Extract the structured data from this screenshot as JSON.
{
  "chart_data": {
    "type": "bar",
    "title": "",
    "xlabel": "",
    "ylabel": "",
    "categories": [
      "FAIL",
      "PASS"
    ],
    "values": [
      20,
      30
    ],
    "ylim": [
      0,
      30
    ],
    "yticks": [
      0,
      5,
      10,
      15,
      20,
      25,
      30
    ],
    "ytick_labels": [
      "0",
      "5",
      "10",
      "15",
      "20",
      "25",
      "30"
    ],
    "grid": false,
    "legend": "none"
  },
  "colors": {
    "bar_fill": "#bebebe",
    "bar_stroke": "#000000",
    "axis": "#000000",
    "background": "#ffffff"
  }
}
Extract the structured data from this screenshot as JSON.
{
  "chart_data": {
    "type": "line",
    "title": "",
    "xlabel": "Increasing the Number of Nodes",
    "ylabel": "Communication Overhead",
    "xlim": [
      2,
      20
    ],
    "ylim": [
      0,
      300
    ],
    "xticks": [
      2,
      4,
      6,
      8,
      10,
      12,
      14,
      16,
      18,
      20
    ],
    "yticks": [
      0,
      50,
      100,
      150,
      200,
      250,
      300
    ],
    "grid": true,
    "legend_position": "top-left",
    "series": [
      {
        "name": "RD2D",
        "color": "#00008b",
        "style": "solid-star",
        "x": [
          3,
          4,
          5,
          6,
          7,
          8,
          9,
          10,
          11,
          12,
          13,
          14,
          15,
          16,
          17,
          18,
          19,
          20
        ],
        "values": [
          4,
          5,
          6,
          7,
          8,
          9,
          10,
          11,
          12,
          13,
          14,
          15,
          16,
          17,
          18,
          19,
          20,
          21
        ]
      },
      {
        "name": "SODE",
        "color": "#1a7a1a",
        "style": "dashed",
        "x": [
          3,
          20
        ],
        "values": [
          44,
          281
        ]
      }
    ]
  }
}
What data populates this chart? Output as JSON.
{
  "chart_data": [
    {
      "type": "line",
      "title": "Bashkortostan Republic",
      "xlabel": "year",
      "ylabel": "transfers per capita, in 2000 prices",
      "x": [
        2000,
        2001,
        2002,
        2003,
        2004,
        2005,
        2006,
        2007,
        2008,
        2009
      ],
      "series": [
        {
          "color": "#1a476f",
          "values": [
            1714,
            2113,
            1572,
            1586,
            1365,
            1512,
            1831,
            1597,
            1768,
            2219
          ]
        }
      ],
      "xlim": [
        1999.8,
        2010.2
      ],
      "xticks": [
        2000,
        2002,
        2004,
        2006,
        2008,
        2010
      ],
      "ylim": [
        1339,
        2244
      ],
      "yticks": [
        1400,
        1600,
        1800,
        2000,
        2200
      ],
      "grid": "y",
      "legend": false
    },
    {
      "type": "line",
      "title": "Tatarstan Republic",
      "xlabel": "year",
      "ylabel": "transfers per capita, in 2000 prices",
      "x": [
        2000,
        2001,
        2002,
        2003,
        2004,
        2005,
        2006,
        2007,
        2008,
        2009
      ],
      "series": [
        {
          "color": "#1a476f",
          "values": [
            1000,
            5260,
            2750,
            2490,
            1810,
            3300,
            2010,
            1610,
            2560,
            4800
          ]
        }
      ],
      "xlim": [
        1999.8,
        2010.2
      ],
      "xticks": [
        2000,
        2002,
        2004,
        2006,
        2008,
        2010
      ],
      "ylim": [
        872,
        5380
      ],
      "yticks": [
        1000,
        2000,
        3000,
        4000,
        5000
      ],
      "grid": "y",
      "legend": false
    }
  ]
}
───
◆ **EXERCISE PROMPT**
List all lines from the entries that include the word "type".

◆ **SOLVED EXERCISE**
    "type": "bar",
    "type": "line",
      "type": "line",
      "type": "line",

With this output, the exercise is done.